>> Start

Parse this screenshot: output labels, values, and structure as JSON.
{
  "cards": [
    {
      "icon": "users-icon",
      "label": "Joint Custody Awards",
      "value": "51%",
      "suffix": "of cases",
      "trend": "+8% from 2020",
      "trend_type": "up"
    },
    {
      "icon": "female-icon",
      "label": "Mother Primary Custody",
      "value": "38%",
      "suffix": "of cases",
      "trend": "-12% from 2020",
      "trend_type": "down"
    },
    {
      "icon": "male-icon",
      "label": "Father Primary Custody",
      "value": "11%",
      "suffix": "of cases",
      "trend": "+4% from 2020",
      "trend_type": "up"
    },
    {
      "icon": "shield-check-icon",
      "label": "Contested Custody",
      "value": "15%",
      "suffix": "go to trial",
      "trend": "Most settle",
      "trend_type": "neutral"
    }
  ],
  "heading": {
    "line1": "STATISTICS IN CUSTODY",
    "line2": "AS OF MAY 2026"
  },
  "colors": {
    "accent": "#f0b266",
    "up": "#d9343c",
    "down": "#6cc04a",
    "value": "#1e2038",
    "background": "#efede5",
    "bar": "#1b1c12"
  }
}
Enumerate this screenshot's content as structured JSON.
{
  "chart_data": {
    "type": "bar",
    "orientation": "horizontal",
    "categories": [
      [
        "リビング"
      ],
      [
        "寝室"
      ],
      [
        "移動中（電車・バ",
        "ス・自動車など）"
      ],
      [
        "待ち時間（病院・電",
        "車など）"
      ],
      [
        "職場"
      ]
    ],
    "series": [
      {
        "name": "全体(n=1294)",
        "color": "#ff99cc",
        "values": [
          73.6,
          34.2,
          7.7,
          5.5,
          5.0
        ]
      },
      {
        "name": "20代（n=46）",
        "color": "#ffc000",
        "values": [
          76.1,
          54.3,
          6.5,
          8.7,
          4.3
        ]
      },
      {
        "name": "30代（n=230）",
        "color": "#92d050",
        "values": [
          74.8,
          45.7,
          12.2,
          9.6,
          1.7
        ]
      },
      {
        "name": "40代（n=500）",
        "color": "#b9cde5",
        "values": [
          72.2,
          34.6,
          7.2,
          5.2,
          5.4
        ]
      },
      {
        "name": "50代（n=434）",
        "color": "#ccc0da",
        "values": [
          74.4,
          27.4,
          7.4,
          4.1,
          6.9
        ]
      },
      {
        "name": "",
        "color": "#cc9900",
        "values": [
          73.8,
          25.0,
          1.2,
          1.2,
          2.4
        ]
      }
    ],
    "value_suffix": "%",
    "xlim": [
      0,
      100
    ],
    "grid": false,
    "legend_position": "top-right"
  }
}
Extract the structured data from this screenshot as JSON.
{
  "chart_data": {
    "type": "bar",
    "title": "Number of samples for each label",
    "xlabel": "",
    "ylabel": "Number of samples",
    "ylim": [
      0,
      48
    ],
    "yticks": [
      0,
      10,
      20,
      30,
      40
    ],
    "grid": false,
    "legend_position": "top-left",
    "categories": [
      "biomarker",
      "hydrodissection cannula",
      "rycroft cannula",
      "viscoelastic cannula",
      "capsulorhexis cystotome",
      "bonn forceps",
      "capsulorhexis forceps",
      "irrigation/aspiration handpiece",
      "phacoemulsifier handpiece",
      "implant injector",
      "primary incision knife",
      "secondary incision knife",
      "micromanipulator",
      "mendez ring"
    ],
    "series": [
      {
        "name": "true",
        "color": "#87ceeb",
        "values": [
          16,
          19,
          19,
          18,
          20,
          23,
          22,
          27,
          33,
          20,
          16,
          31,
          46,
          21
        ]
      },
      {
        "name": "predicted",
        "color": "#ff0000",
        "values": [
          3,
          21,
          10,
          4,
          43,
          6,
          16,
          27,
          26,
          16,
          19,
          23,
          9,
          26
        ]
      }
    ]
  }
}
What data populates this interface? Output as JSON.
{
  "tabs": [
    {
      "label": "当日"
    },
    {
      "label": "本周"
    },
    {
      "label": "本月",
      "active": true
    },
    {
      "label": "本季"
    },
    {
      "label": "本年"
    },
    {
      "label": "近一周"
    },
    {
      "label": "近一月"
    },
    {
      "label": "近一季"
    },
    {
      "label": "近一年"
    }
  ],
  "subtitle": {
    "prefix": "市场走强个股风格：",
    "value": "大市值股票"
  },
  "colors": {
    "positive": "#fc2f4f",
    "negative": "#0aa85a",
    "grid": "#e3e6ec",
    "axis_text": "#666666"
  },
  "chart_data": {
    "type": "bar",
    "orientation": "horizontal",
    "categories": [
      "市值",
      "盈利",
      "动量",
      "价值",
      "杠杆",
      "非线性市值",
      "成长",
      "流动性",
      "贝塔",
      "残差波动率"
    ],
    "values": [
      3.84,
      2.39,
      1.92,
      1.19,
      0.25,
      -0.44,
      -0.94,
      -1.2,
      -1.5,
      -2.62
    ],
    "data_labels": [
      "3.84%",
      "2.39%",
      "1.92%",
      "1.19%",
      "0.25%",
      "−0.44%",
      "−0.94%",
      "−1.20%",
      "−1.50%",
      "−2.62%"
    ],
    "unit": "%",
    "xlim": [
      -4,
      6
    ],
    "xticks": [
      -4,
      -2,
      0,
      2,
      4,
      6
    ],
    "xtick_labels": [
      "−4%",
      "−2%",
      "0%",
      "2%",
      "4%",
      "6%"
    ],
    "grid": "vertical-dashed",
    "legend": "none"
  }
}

>> End

*Written exercise*.
Word for word, restate all of the data shown above.

*Written response*.
Parse this screenshot: output labels, values, and structure as JSON.
{
  "cards": [
    {
      "icon": "users-icon",
      "label": "Joint Custody Awards",
      "value": "51%",
      "suffix": "of cases",
      "trend": "+8% from 2020",
      "trend_type": "up"
    },
    {
      "icon": "female-icon",
      "label": "Mother Primary Custody",
      "value": "38%",
      "suffix": "of cases",
      "trend": "-12% from 2020",
      "trend_type": "down"
    },
    {
      "icon": "male-icon",
      "label": "Father Primary Custody",
      "value": "11%",
      "suffix": "of cases",
      "trend": "+4% from 2020",
      "trend_type": "up"
    },
    {
      "icon": "shield-check-icon",
      "label": "Contested Custody",
      "value": "15%",
      "suffix": "go to trial",
      "trend": "Most settle",
      "trend_type": "neutral"
    }
  ],
  "heading": {
    "line1": "STATISTICS IN CUSTODY",
    "line2": "AS OF MAY 2026"
  },
  "colors": {
    "accent": "#f0b266",
    "up": "#d9343c",
    "down": "#6cc04a",
    "value": "#1e2038",
    "background": "#efede5",
    "bar": "#1b1c12"
  }
}
Enumerate this screenshot's content as structured JSON.
{
  "chart_data": {
    "type": "bar",
    "orientation": "horizontal",
    "categories": [
      [
        "リビング"
      ],
      [
        "寝室"
      ],
      [
        "移動中（電車・バ",
        "ス・自動車など）"
      ],
      [
        "待ち時間（病院・電",
        "車など）"
      ],
      [
        "職場"
      ]
    ],
    "series": [
      {
        "name": "全体(n=1294)",
        "color": "#ff99cc",
        "values": [
          73.6,
          34.2,
          7.7,
          5.5,
          5.0
        ]
      },
      {
        "name": "20代（n=46）",
        "color": "#ffc000",
        "values": [
          76.1,
          54.3,
          6.5,
          8.7,
          4.3
        ]
      },
      {
        "name": "30代（n=230）",
        "color": "#92d050",
        "values": [
          74.8,
          45.7,
          12.2,
          9.6,
          1.7
        ]
      },
      {
        "name": "40代（n=500）",
        "color": "#b9cde5",
        "values": [
          72.2,
          34.6,
          7.2,
          5.2,
          5.4
        ]
      },
      {
        "name": "50代（n=434）",
        "color": "#ccc0da",
        "values": [
          74.4,
          27.4,
          7.4,
          4.1,
          6.9
        ]
      },
      {
        "name": "",
        "color": "#cc9900",
        "values": [
          73.8,
          25.0,
          1.2,
          1.2,
          2.4
        ]
      }
    ],
    "value_suffix": "%",
    "xlim": [
      0,
      100
    ],
    "grid": false,
    "legend_position": "top-right"
  }
}
Extract the structured data from this screenshot as JSON.
{
  "chart_data": {
    "type": "bar",
    "title": "Number of samples for each label",
    "xlabel": "",
    "ylabel": "Number of samples",
    "ylim": [
      0,
      48
    ],
    "yticks": [
      0,
      10,
      20,
      30,
      40
    ],
    "grid": false,
    "legend_position": "top-left",
    "categories": [
      "biomarker",
      "hydrodissection cannula",
      "rycroft cannula",
      "viscoelastic cannula",
      "capsulorhexis cystotome",
      "bonn forceps",
      "capsulorhexis forceps",
      "irrigation/aspiration handpiece",
      "phacoemulsifier handpiece",
      "implant injector",
      "primary incision knife",
      "secondary incision knife",
      "micromanipulator",
      "mendez ring"
    ],
    "series": [
      {
        "name": "true",
        "color": "#87ceeb",
        "values": [
          16,
          19,
          19,
          18,
          20,
          23,
          22,
          27,
          33,
          20,
          16,
          31,
          46,
          21
        ]
      },
      {
        "name": "predicted",
        "color": "#ff0000",
        "values": [
          3,
          21,
          10,
          4,
          43,
          6,
          16,
          27,
          26,
          16,
          19,
          23,
          9,
          26
        ]
      }
    ]
  }
}
What data populates this interface? Output as JSON.
{
  "tabs": [
    {
      "label": "当日"
    },
    {
      "label": "本周"
    },
    {
      "label": "本月",
      "active": true
    },
    {
      "label": "本季"
    },
    {
      "label": "本年"
    },
    {
      "label": "近一周"
    },
    {
      "label": "近一月"
    },
    {
      "label": "近一季"
    },
    {
      "label": "近一年"
    }
  ],
  "subtitle": {
    "prefix": "市场走强个股风格：",
    "value": "大市值股票"
  },
  "colors": {
    "positive": "#fc2f4f",
    "negative": "#0aa85a",
    "grid": "#e3e6ec",
    "axis_text": "#666666"
  },
  "chart_data": {
    "type": "bar",
    "orientation": "horizontal",
    "categories": [
      "市值",
      "盈利",
      "动量",
      "价值",
      "杠杆",
      "非线性市值",
      "成长",
      "流动性",
      "贝塔",
      "残差波动率"
    ],
    "values": [
      3.84,
      2.39,
      1.92,
      1.19,
      0.25,
      -0.44,
      -0.94,
      -1.2,
      -1.5,
      -2.62
    ],
    "data_labels": [
      "3.84%",
      "2.39%",
      "1.92%",
      "1.19%",
      "0.25%",
      "−0.44%",
      "−0.94%",
      "−1.20%",
      "−1.50%",
      "−2.62%"
    ],
    "unit": "%",
    "xlim": [
      -4,
      6
    ],
    "xticks": [
      -4,
      -2,
      0,
      2,
      4,
      6
    ],
    "xtick_labels": [
      "−4%",
      "−2%",
      "0%",
      "2%",
      "4%",
      "6%"
    ],
    "grid": "vertical-dashed",
    "legend": "none"
  }
}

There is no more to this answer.